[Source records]
────────────────

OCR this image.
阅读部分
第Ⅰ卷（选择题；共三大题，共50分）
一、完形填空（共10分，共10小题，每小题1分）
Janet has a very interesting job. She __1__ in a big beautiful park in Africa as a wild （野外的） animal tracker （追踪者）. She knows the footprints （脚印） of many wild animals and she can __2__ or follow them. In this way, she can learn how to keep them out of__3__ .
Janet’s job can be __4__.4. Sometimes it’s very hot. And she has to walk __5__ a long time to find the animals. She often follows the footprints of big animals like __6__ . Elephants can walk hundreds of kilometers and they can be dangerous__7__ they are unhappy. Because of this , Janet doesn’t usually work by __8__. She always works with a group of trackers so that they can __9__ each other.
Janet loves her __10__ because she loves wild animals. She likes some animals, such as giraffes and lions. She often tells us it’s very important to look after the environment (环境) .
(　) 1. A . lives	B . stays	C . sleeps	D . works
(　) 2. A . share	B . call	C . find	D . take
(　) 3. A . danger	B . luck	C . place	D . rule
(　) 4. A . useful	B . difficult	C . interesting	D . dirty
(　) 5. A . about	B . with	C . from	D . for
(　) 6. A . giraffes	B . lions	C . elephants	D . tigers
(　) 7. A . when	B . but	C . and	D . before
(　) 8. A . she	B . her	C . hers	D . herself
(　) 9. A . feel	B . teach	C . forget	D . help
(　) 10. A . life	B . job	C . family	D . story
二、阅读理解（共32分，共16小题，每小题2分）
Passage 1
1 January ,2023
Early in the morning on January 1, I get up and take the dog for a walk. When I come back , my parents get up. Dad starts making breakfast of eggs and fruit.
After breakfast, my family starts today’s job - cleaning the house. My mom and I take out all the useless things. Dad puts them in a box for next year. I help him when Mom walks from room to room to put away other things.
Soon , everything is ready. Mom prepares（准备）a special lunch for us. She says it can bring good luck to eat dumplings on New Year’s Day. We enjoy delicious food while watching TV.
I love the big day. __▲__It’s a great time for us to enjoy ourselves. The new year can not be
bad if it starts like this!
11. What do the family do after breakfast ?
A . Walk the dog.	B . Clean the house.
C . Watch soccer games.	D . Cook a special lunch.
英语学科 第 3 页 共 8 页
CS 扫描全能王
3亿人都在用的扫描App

────────────────

◆ **Do this**
Collect every line above that contains the word "house".

◆ **Problem solution**
After breakfast, my family starts today’s job - cleaning the house. My mom and I take out all the useless things. Dad puts them in a box for next year. I help him when Mom walks from room to room to put away other things.
A . Walk the dog.	B . Clean the house.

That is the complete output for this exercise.